Tally up the lines below that include the word "JSON". Answer with the number alone.

## begin Source data

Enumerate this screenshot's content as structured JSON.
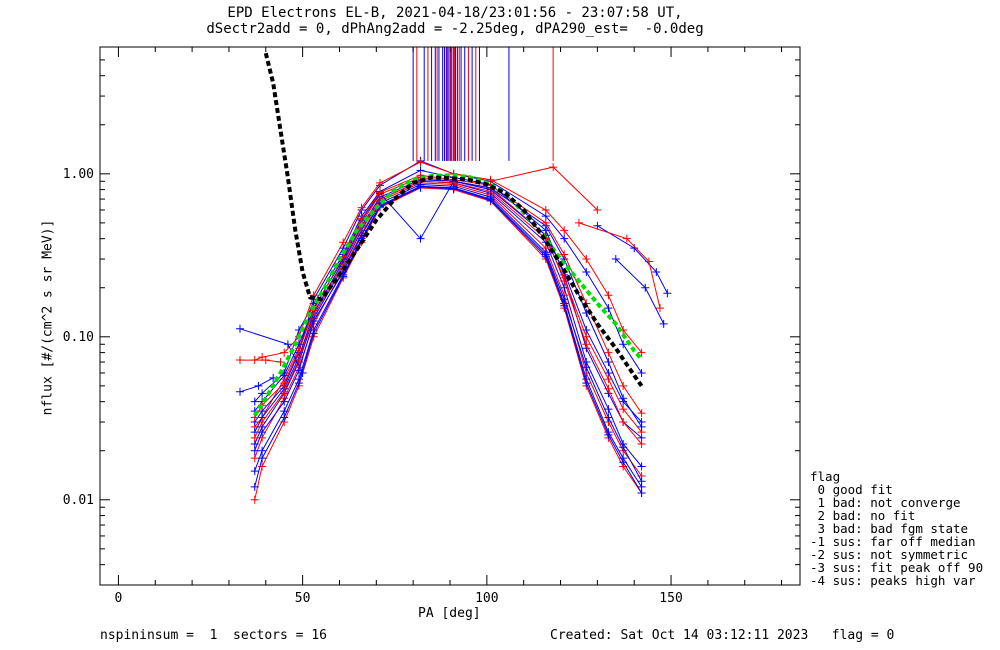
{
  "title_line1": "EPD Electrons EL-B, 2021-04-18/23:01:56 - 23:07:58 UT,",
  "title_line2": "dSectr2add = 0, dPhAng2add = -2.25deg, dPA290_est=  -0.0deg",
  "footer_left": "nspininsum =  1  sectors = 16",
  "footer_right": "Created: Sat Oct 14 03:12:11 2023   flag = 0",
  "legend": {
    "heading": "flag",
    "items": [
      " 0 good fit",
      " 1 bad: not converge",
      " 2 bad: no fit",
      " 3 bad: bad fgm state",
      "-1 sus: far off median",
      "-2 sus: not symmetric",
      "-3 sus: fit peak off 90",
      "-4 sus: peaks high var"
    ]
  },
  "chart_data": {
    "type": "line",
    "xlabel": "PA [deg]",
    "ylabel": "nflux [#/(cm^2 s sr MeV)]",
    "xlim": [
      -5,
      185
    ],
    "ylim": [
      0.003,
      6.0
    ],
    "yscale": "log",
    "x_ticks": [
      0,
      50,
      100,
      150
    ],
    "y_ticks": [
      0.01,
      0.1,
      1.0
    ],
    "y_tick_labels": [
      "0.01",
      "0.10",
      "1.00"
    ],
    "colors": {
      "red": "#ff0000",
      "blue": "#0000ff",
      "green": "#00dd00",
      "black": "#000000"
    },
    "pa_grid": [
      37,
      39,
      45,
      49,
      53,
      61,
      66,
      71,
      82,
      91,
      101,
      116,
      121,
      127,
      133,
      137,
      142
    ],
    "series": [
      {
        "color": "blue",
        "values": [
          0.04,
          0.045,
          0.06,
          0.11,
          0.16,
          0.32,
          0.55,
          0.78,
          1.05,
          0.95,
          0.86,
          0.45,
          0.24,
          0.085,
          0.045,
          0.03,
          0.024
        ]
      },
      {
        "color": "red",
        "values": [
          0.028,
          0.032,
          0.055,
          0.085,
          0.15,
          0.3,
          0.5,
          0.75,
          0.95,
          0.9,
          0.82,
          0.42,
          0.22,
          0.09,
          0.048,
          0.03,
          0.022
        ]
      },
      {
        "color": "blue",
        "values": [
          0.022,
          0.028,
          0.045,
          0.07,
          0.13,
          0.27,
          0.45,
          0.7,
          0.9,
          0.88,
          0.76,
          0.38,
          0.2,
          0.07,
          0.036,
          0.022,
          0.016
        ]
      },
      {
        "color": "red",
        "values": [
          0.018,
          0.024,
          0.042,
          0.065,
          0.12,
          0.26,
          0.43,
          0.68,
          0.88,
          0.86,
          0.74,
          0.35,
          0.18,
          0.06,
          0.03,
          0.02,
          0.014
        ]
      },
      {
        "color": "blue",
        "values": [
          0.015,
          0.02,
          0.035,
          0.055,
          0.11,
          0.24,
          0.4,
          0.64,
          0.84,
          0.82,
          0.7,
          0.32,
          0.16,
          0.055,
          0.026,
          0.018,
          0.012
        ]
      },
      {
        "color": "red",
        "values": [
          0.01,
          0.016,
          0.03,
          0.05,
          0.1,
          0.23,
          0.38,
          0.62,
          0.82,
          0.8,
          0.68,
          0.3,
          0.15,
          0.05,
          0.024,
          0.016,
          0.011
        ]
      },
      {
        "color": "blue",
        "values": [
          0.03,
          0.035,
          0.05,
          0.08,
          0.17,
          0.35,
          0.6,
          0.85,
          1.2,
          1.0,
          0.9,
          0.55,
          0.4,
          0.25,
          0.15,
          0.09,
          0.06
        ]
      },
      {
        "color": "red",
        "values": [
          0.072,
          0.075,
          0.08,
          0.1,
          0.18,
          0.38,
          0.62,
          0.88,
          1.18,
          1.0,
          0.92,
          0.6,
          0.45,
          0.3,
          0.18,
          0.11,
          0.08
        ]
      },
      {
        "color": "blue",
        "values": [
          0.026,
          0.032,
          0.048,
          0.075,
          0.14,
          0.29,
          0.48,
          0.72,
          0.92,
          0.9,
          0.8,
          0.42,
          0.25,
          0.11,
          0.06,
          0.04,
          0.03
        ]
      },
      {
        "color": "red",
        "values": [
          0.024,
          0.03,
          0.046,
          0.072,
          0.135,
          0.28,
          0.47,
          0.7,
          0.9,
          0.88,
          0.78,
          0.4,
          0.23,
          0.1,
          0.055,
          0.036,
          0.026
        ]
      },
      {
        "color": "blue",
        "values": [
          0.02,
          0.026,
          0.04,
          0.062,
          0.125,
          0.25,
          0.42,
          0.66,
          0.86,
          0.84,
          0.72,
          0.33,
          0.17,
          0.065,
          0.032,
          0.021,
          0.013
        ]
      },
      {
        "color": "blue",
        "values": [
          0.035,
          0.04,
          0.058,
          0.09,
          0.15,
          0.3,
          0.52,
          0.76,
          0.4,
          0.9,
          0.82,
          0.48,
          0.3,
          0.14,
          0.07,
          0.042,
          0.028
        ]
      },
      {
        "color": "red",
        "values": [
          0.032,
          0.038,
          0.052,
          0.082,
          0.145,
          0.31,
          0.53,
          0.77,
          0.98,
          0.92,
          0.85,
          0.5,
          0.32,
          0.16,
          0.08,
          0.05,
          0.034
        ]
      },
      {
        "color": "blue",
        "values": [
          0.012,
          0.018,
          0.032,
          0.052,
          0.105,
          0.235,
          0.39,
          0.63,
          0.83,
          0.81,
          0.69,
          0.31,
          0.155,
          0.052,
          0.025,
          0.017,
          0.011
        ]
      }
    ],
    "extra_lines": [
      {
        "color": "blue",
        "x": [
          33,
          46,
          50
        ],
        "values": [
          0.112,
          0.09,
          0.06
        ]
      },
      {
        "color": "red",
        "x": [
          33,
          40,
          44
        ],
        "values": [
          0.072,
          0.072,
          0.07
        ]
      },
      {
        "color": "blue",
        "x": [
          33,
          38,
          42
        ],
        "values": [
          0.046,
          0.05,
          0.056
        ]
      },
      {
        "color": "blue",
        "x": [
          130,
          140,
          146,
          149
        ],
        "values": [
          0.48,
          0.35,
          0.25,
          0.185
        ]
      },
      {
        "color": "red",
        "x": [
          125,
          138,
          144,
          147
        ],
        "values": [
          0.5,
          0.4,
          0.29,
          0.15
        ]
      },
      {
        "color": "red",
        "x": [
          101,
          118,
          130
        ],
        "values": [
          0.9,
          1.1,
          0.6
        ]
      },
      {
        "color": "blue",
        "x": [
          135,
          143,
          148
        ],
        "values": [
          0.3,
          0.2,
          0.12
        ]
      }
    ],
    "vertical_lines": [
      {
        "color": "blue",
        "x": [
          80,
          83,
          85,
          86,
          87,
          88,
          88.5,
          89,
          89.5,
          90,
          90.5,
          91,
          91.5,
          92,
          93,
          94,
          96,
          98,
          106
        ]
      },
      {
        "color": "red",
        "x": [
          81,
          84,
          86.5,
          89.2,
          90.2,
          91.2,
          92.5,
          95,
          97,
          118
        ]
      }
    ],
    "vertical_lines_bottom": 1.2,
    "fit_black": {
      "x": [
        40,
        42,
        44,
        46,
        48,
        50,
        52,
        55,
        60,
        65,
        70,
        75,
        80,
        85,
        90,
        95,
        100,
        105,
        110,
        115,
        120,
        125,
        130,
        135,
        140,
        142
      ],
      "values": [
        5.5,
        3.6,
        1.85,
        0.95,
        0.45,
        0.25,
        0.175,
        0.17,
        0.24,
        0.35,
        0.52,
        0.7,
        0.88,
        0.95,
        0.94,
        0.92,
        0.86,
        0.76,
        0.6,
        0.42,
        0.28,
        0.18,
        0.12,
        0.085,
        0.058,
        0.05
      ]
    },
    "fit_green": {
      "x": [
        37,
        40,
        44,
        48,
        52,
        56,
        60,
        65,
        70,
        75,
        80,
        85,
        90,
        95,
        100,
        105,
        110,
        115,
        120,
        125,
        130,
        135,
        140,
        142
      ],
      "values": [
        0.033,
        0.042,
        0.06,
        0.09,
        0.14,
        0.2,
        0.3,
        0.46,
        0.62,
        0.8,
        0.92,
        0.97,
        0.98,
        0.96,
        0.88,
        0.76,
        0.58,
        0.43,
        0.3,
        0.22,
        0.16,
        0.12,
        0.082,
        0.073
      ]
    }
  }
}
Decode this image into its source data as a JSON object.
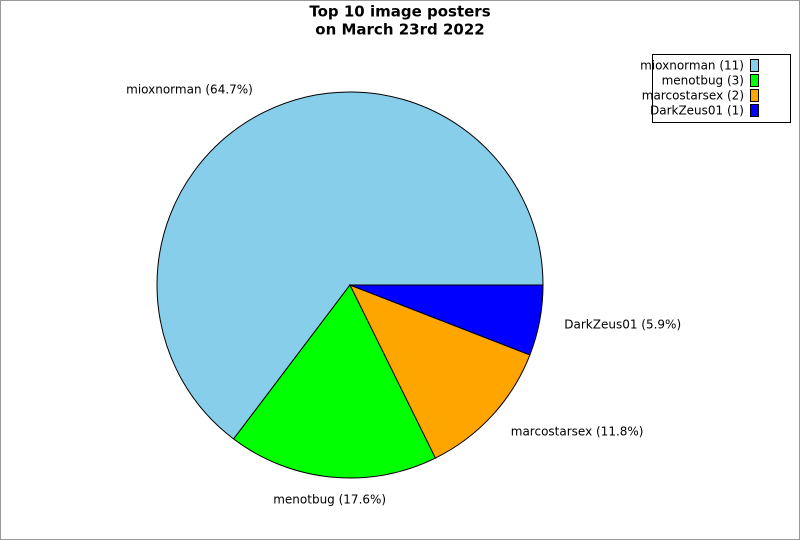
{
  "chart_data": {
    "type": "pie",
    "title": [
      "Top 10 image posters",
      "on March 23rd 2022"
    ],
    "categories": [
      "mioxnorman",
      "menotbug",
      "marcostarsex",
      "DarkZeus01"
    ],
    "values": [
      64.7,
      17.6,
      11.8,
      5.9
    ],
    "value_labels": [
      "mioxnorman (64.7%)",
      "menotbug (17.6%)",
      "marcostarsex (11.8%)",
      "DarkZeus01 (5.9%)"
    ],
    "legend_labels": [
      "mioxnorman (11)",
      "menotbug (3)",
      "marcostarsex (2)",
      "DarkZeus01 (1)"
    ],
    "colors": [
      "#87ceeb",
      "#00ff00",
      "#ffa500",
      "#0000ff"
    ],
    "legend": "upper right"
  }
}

## end Source data

- **Reply to the exercise**: 2